= Exercise requirements =
Write out the entire listing below exactly as it appears, minus any pictures.

= Data lines =
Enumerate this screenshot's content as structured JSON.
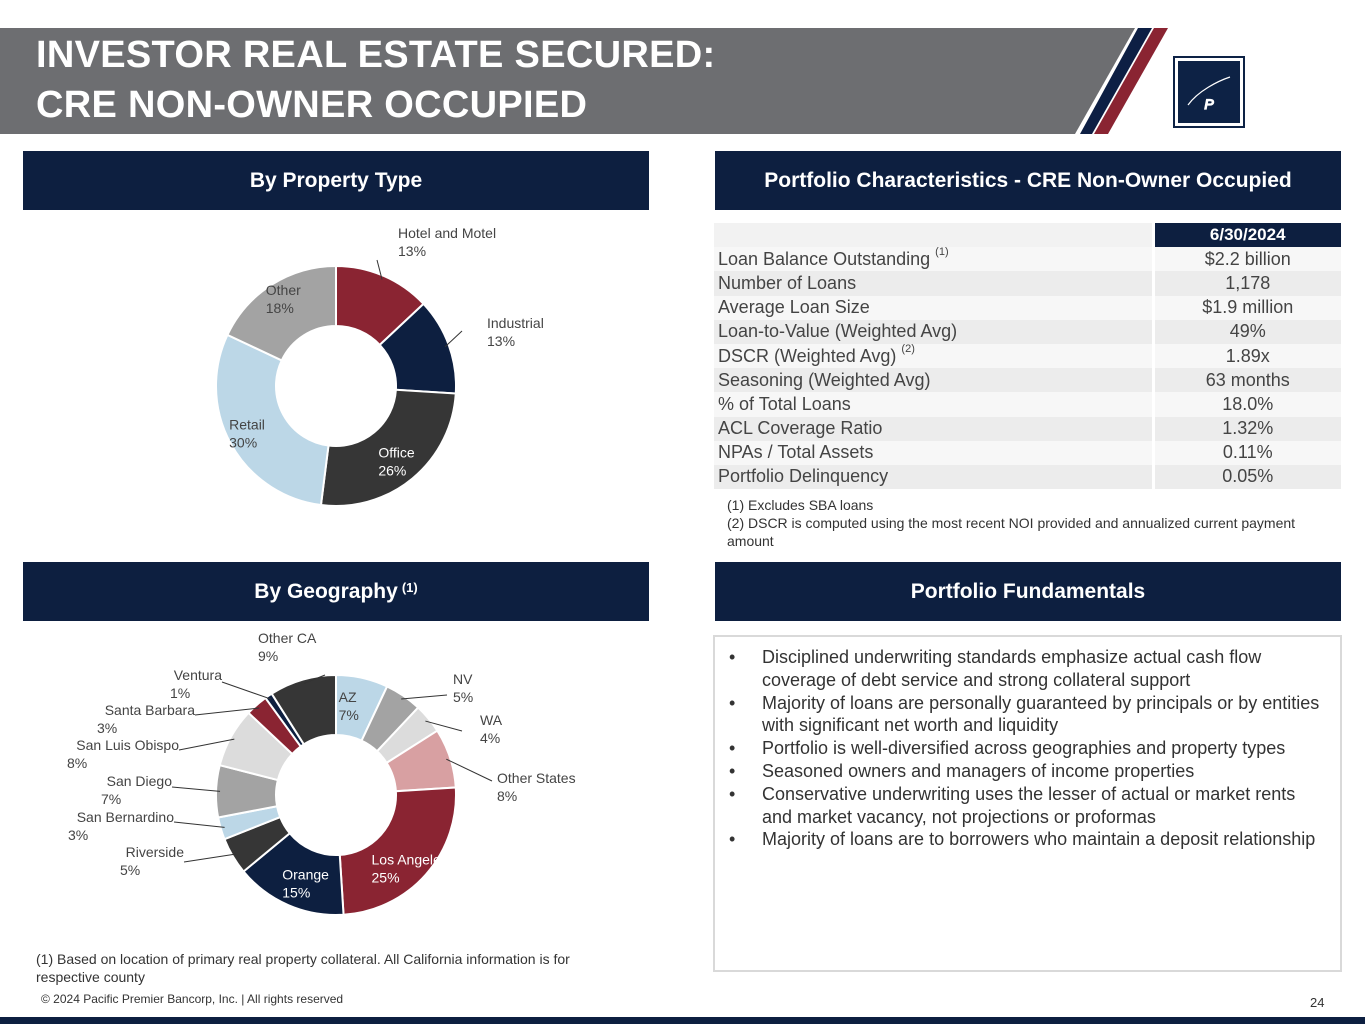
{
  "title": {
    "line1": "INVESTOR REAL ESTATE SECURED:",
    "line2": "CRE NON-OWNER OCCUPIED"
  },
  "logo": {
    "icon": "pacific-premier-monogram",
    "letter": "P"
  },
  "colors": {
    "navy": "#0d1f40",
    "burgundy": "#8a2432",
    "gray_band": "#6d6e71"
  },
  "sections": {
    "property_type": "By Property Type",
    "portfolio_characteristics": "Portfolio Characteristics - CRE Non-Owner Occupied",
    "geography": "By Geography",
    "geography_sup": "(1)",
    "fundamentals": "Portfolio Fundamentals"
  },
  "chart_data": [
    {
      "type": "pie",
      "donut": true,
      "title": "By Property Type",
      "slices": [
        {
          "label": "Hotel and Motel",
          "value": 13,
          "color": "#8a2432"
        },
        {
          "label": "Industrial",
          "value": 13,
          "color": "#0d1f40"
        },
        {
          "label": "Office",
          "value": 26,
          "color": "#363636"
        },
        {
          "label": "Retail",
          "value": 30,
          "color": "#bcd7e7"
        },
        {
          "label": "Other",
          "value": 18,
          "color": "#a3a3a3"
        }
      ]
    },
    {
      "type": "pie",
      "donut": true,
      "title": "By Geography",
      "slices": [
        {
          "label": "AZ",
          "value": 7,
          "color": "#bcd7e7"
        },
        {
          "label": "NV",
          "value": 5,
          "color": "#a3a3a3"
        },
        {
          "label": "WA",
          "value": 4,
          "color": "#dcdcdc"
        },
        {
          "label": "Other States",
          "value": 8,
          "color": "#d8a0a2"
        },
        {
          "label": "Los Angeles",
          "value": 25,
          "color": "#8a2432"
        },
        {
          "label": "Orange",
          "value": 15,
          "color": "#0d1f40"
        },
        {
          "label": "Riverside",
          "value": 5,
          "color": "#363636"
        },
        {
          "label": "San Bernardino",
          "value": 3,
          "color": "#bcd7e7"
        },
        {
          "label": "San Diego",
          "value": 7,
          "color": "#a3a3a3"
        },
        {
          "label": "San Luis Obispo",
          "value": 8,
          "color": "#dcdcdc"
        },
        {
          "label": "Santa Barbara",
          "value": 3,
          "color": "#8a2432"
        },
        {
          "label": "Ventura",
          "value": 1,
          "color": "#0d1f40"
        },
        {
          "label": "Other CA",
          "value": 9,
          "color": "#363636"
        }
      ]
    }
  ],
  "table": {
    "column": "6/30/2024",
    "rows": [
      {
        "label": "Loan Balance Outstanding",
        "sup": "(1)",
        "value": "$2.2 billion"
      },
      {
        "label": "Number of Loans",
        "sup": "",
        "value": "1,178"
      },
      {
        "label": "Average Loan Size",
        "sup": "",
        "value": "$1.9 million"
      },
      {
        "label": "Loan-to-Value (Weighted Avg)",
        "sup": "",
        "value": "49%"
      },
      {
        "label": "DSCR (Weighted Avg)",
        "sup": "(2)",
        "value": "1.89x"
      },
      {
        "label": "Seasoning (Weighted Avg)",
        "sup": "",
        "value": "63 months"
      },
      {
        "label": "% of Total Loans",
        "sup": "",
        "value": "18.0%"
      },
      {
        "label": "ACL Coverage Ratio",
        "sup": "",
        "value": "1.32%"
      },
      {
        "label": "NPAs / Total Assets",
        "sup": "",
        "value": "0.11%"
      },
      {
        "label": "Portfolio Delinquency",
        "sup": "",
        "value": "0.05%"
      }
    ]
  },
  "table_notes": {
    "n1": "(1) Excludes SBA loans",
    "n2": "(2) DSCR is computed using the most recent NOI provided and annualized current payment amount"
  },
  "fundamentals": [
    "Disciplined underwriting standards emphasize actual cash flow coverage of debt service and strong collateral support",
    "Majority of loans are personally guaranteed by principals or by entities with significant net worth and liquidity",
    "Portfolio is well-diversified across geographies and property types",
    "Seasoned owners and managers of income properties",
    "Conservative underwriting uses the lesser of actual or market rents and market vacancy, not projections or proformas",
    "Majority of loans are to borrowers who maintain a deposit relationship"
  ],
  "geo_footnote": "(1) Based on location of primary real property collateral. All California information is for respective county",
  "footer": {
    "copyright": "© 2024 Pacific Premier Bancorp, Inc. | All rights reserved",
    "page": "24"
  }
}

= Answer to this task =
Enumerate this screenshot's content as structured JSON.
{
  "title": {
    "line1": "INVESTOR REAL ESTATE SECURED:",
    "line2": "CRE NON-OWNER OCCUPIED"
  },
  "logo": {
    "icon": "pacific-premier-monogram",
    "letter": "P"
  },
  "colors": {
    "navy": "#0d1f40",
    "burgundy": "#8a2432",
    "gray_band": "#6d6e71"
  },
  "sections": {
    "property_type": "By Property Type",
    "portfolio_characteristics": "Portfolio Characteristics - CRE Non-Owner Occupied",
    "geography": "By Geography",
    "geography_sup": "(1)",
    "fundamentals": "Portfolio Fundamentals"
  },
  "chart_data": [
    {
      "type": "pie",
      "donut": true,
      "title": "By Property Type",
      "slices": [
        {
          "label": "Hotel and Motel",
          "value": 13,
          "color": "#8a2432"
        },
        {
          "label": "Industrial",
          "value": 13,
          "color": "#0d1f40"
        },
        {
          "label": "Office",
          "value": 26,
          "color": "#363636"
        },
        {
          "label": "Retail",
          "value": 30,
          "color": "#bcd7e7"
        },
        {
          "label": "Other",
          "value": 18,
          "color": "#a3a3a3"
        }
      ]
    },
    {
      "type": "pie",
      "donut": true,
      "title": "By Geography",
      "slices": [
        {
          "label": "AZ",
          "value": 7,
          "color": "#bcd7e7"
        },
        {
          "label": "NV",
          "value": 5,
          "color": "#a3a3a3"
        },
        {
          "label": "WA",
          "value": 4,
          "color": "#dcdcdc"
        },
        {
          "label": "Other States",
          "value": 8,
          "color": "#d8a0a2"
        },
        {
          "label": "Los Angeles",
          "value": 25,
          "color": "#8a2432"
        },
        {
          "label": "Orange",
          "value": 15,
          "color": "#0d1f40"
        },
        {
          "label": "Riverside",
          "value": 5,
          "color": "#363636"
        },
        {
          "label": "San Bernardino",
          "value": 3,
          "color": "#bcd7e7"
        },
        {
          "label": "San Diego",
          "value": 7,
          "color": "#a3a3a3"
        },
        {
          "label": "San Luis Obispo",
          "value": 8,
          "color": "#dcdcdc"
        },
        {
          "label": "Santa Barbara",
          "value": 3,
          "color": "#8a2432"
        },
        {
          "label": "Ventura",
          "value": 1,
          "color": "#0d1f40"
        },
        {
          "label": "Other CA",
          "value": 9,
          "color": "#363636"
        }
      ]
    }
  ],
  "table": {
    "column": "6/30/2024",
    "rows": [
      {
        "label": "Loan Balance Outstanding",
        "sup": "(1)",
        "value": "$2.2 billion"
      },
      {
        "label": "Number of Loans",
        "sup": "",
        "value": "1,178"
      },
      {
        "label": "Average Loan Size",
        "sup": "",
        "value": "$1.9 million"
      },
      {
        "label": "Loan-to-Value (Weighted Avg)",
        "sup": "",
        "value": "49%"
      },
      {
        "label": "DSCR (Weighted Avg)",
        "sup": "(2)",
        "value": "1.89x"
      },
      {
        "label": "Seasoning (Weighted Avg)",
        "sup": "",
        "value": "63 months"
      },
      {
        "label": "% of Total Loans",
        "sup": "",
        "value": "18.0%"
      },
      {
        "label": "ACL Coverage Ratio",
        "sup": "",
        "value": "1.32%"
      },
      {
        "label": "NPAs / Total Assets",
        "sup": "",
        "value": "0.11%"
      },
      {
        "label": "Portfolio Delinquency",
        "sup": "",
        "value": "0.05%"
      }
    ]
  },
  "table_notes": {
    "n1": "(1) Excludes SBA loans",
    "n2": "(2) DSCR is computed using the most recent NOI provided and annualized current payment amount"
  },
  "fundamentals": [
    "Disciplined underwriting standards emphasize actual cash flow coverage of debt service and strong collateral support",
    "Majority of loans are personally guaranteed by principals or by entities with significant net worth and liquidity",
    "Portfolio is well-diversified across geographies and property types",
    "Seasoned owners and managers of income properties",
    "Conservative underwriting uses the lesser of actual or market rents and market vacancy, not projections or proformas",
    "Majority of loans are to borrowers who maintain a deposit relationship"
  ],
  "geo_footnote": "(1) Based on location of primary real property collateral. All California information is for respective county",
  "footer": {
    "copyright": "© 2024 Pacific Premier Bancorp, Inc. | All rights reserved",
    "page": "24"
  }
}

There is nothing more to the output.